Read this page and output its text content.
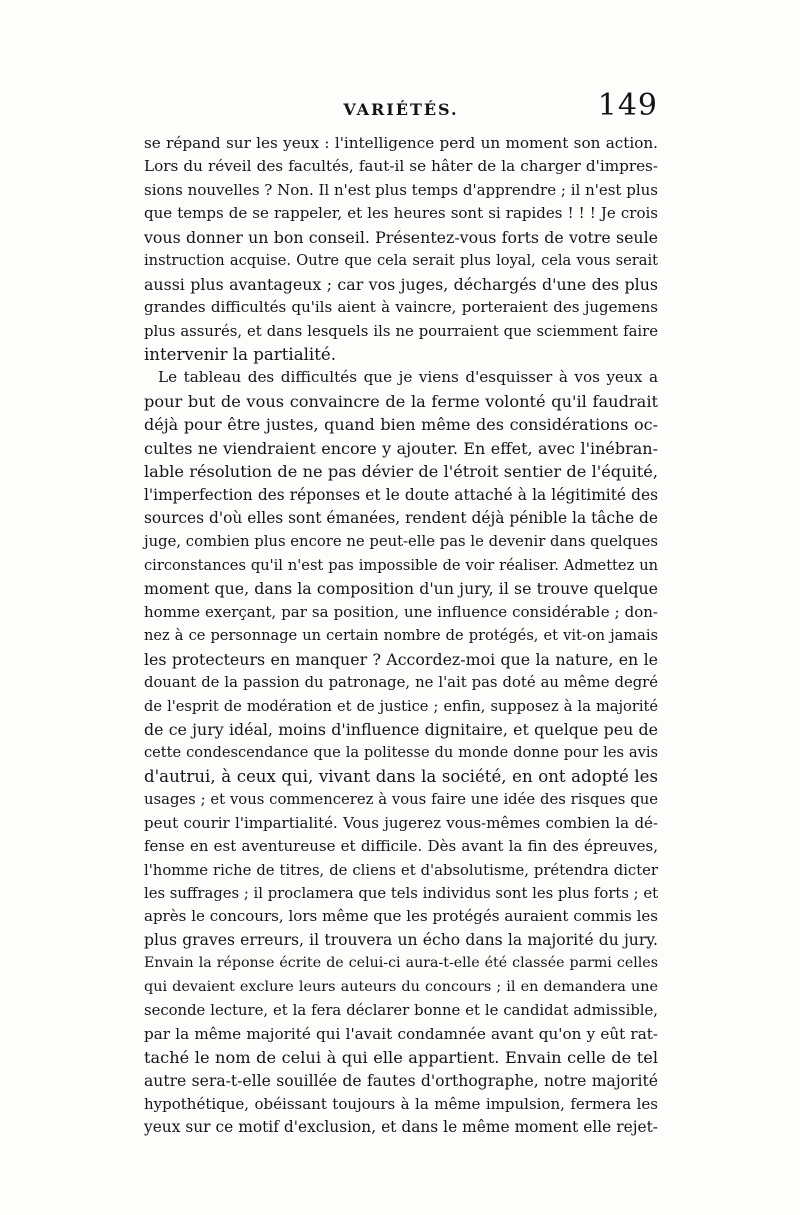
VARIÉTÉS.	149
se répand sur les yeux : l'intelligence perd un moment son action.
Lors du réveil des facultés, faut-il se hâter de la charger d'impres-
sions nouvelles ? Non. Il n'est plus temps d'apprendre ; il n'est plus
que temps de se rappeler, et les heures sont si rapides ! ! ! Je crois
vous donner un bon conseil. Présentez-vous forts de votre seule
instruction acquise. Outre que cela serait plus loyal, cela vous serait
aussi plus avantageux ; car vos juges, déchargés d'une des plus
grandes difficultés qu'ils aient à vaincre, porteraient des jugemens
plus assurés, et dans lesquels ils ne pourraient que sciemment faire
intervenir la partialité.
Le tableau des difficultés que je viens d'esquisser à vos yeux a
pour but de vous convaincre de la ferme volonté qu'il faudrait
déjà pour être justes, quand bien même des considérations oc-
cultes ne viendraient encore y ajouter. En effet, avec l'inébran-
lable résolution de ne pas dévier de l'étroit sentier de l'équité,
l'imperfection des réponses et le doute attaché à la légitimité des
sources d'où elles sont émanées, rendent déjà pénible la tâche de
juge, combien plus encore ne peut-elle pas le devenir dans quelques
circonstances qu'il n'est pas impossible de voir réaliser. Admettez un
moment que, dans la composition d'un jury, il se trouve quelque
homme exerçant, par sa position, une influence considérable ; don-
nez à ce personnage un certain nombre de protégés, et vit-on jamais
les protecteurs en manquer ? Accordez-moi que la nature, en le
douant de la passion du patronage, ne l'ait pas doté au même degré
de l'esprit de modération et de justice ; enfin, supposez à la majorité
de ce jury idéal, moins d'influence dignitaire, et quelque peu de
cette condescendance que la politesse du monde donne pour les avis
d'autrui, à ceux qui, vivant dans la société, en ont adopté les
usages ; et vous commencerez à vous faire une idée des risques que
peut courir l'impartialité. Vous jugerez vous-mêmes combien la dé-
fense en est aventureuse et difficile. Dès avant la fin des épreuves,
l'homme riche de titres, de cliens et d'absolutisme, prétendra dicter
les suffrages ; il proclamera que tels individus sont les plus forts ; et
après le concours, lors même que les protégés auraient commis les
plus graves erreurs, il trouvera un écho dans la majorité du jury.
Envain la réponse écrite de celui-ci aura-t-elle été classée parmi celles
qui devaient exclure leurs auteurs du concours ; il en demandera une
seconde lecture, et la fera déclarer bonne et le candidat admissible,
par la même majorité qui l'avait condamnée avant qu'on y eût rat-
taché le nom de celui à qui elle appartient. Envain celle de tel
autre sera-t-elle souillée de fautes d'orthographe, notre majorité
hypothétique, obéissant toujours à la même impulsion, fermera les
yeux sur ce motif d'exclusion, et dans le même moment elle rejet-
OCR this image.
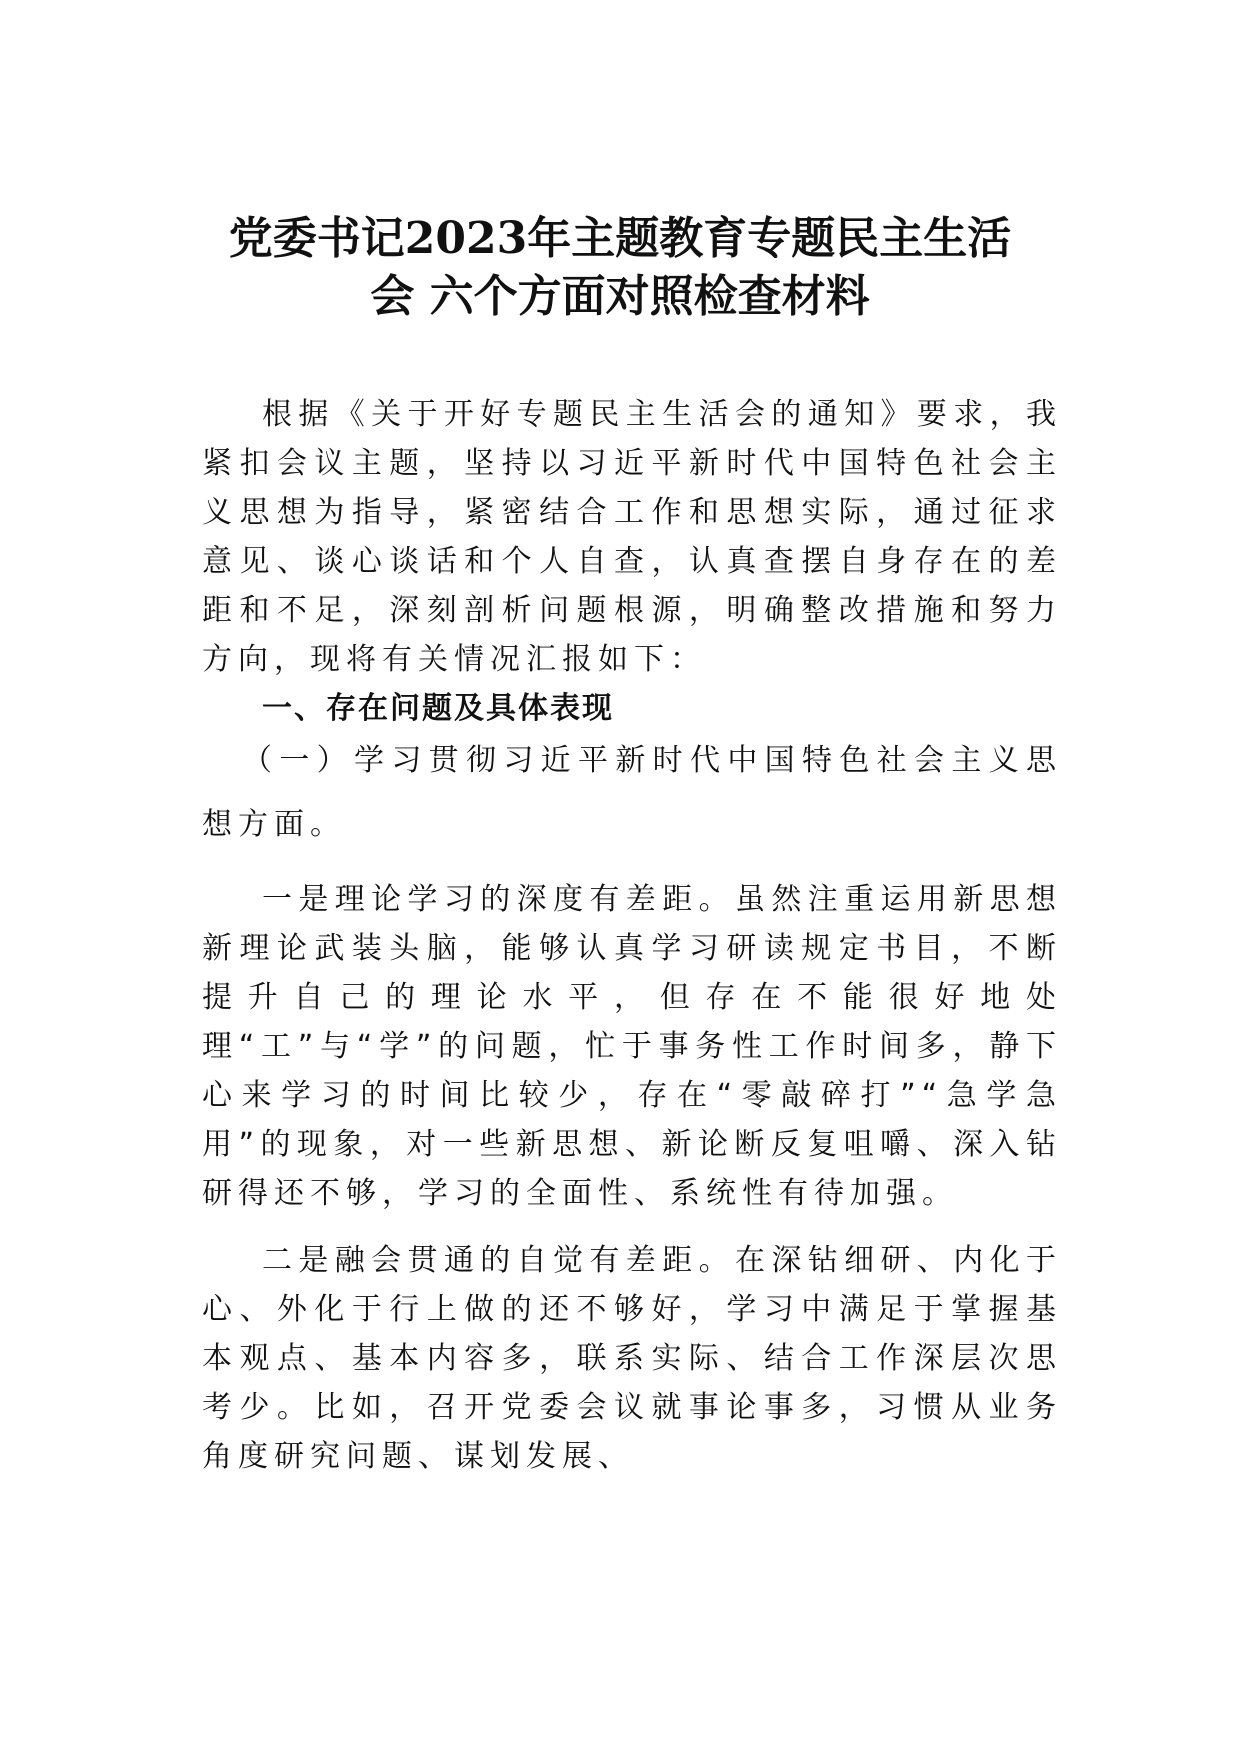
党委书记2023年主题教育专题民主生活
会 六个方面对照检查材料

根据《关于开好专题民主生活会的通知》要求，我紧扣会议主题，坚持以习近平新时代中国特色社会主义思想为指导，紧密结合工作和思想实际，通过征求意见、谈心谈话和个人自查，认真查摆自身存在的差距和不足，深刻剖析问题根源，明确整改措施和努力方向，现将有关情况汇报如下：

一、存在问题及具体表现

（一）学习贯彻习近平新时代中国特色社会主义思想方面。

一是理论学习的深度有差距。虽然注重运用新思想新理论武装头脑，能够认真学习研读规定书目，不断提升自己的理论水平，但存在不能很好地处理“工”与“学”的问题，忙于事务性工作时间多，静下心来学习的时间比较少，存在“零敲碎打”“急学急用”的现象，对一些新思想、新论断反复咀嚼、深入钻研得还不够，学习的全面性、系统性有待加强。

二是融会贯通的自觉有差距。在深钻细研、内化于心、外化于行上做的还不够好，学习中满足于掌握基本观点、基本内容多，联系实际、结合工作深层次思考少。比如，召开党委会议就事论事多，习惯从业务角度研究问题、谋划发展、
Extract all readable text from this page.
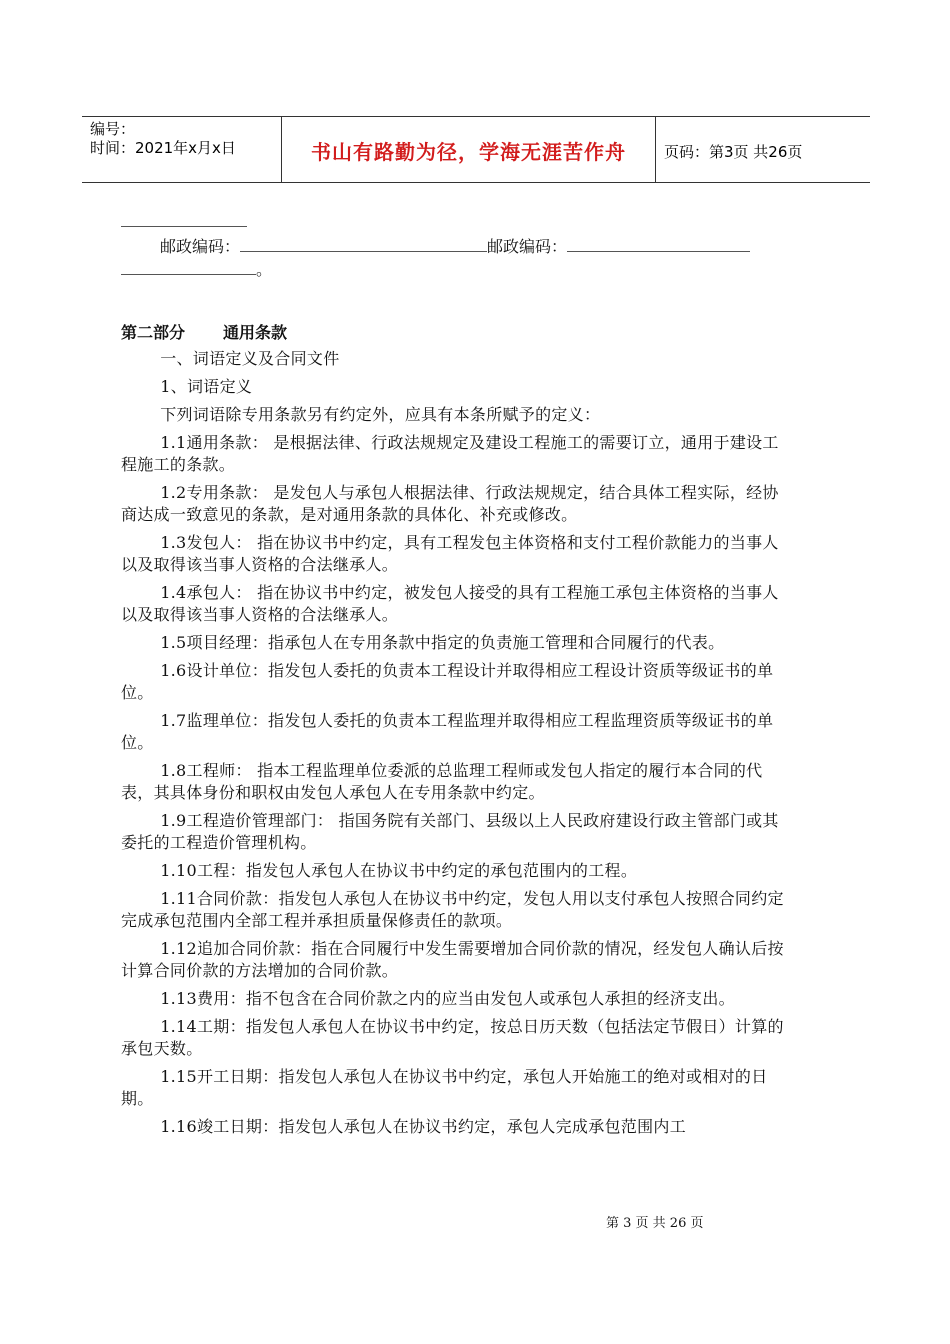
编号：
时间：2021年x月x日	书山有路勤为径，学海无涯苦作舟	页码：第3页 共26页
邮政编码：	邮政编码：
。
第二部分 通用条款

一、词语定义及合同文件

1、词语定义

下列词语除专用条款另有约定外，应具有本条所赋予的定义：

1.1通用条款： 是根据法律、行政法规规定及建设工程施工的需要订立，通用于建设工程施工的条款。

1.2专用条款： 是发包人与承包人根据法律、行政法规规定，结合具体工程实际，经协商达成一致意见的条款，是对通用条款的具体化、补充或修改。

1.3发包人： 指在协议书中约定，具有工程发包主体资格和支付工程价款能力的当事人以及取得该当事人资格的合法继承人。

1.4承包人： 指在协议书中约定，被发包人接受的具有工程施工承包主体资格的当事人以及取得该当事人资格的合法继承人。

1.5项目经理：指承包人在专用条款中指定的负责施工管理和合同履行的代表。

1.6设计单位：指发包人委托的负责本工程设计并取得相应工程设计资质等级证书的单位。

1.7监理单位：指发包人委托的负责本工程监理并取得相应工程监理资质等级证书的单位。

1.8工程师： 指本工程监理单位委派的总监理工程师或发包人指定的履行本合同的代表，其具体身份和职权由发包人承包人在专用条款中约定。

1.9工程造价管理部门： 指国务院有关部门、县级以上人民政府建设行政主管部门或其委托的工程造价管理机构。

1.10工程：指发包人承包人在协议书中约定的承包范围内的工程。

1.11合同价款：指发包人承包人在协议书中约定，发包人用以支付承包人按照合同约定完成承包范围内全部工程并承担质量保修责任的款项。

1.12追加合同价款：指在合同履行中发生需要增加合同价款的情况，经发包人确认后按计算合同价款的方法增加的合同价款。

1.13费用：指不包含在合同价款之内的应当由发包人或承包人承担的经济支出。

1.14工期：指发包人承包人在协议书中约定，按总日历天数（包括法定节假日）计算的承包天数。

1.15开工日期：指发包人承包人在协议书中约定，承包人开始施工的绝对或相对的日期。

1.16竣工日期：指发包人承包人在协议书约定，承包人完成承包范围内工

第 3 页 共 26 页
#####
#### Task brief
Pass over all pictures while writing out the lines from the line with "Extract all readable text from this page." through the last line exactly.

#### Output for this task
Extract all readable text from this page.
编号：
时间：2021年x月x日	书山有路勤为径，学海无涯苦作舟	页码：第3页 共26页
邮政编码：	邮政编码：
。
第二部分 通用条款

一、词语定义及合同文件

1、词语定义

下列词语除专用条款另有约定外，应具有本条所赋予的定义：

1.1通用条款： 是根据法律、行政法规规定及建设工程施工的需要订立，通用于建设工程施工的条款。

1.2专用条款： 是发包人与承包人根据法律、行政法规规定，结合具体工程实际，经协商达成一致意见的条款，是对通用条款的具体化、补充或修改。

1.3发包人： 指在协议书中约定，具有工程发包主体资格和支付工程价款能力的当事人以及取得该当事人资格的合法继承人。

1.4承包人： 指在协议书中约定，被发包人接受的具有工程施工承包主体资格的当事人以及取得该当事人资格的合法继承人。

1.5项目经理：指承包人在专用条款中指定的负责施工管理和合同履行的代表。

1.6设计单位：指发包人委托的负责本工程设计并取得相应工程设计资质等级证书的单位。

1.7监理单位：指发包人委托的负责本工程监理并取得相应工程监理资质等级证书的单位。

1.8工程师： 指本工程监理单位委派的总监理工程师或发包人指定的履行本合同的代表，其具体身份和职权由发包人承包人在专用条款中约定。

1.9工程造价管理部门： 指国务院有关部门、县级以上人民政府建设行政主管部门或其委托的工程造价管理机构。

1.10工程：指发包人承包人在协议书中约定的承包范围内的工程。

1.11合同价款：指发包人承包人在协议书中约定，发包人用以支付承包人按照合同约定完成承包范围内全部工程并承担质量保修责任的款项。

1.12追加合同价款：指在合同履行中发生需要增加合同价款的情况，经发包人确认后按计算合同价款的方法增加的合同价款。

1.13费用：指不包含在合同价款之内的应当由发包人或承包人承担的经济支出。

1.14工期：指发包人承包人在协议书中约定，按总日历天数（包括法定节假日）计算的承包天数。

1.15开工日期：指发包人承包人在协议书中约定，承包人开始施工的绝对或相对的日期。

1.16竣工日期：指发包人承包人在协议书约定，承包人完成承包范围内工

第 3 页 共 26 页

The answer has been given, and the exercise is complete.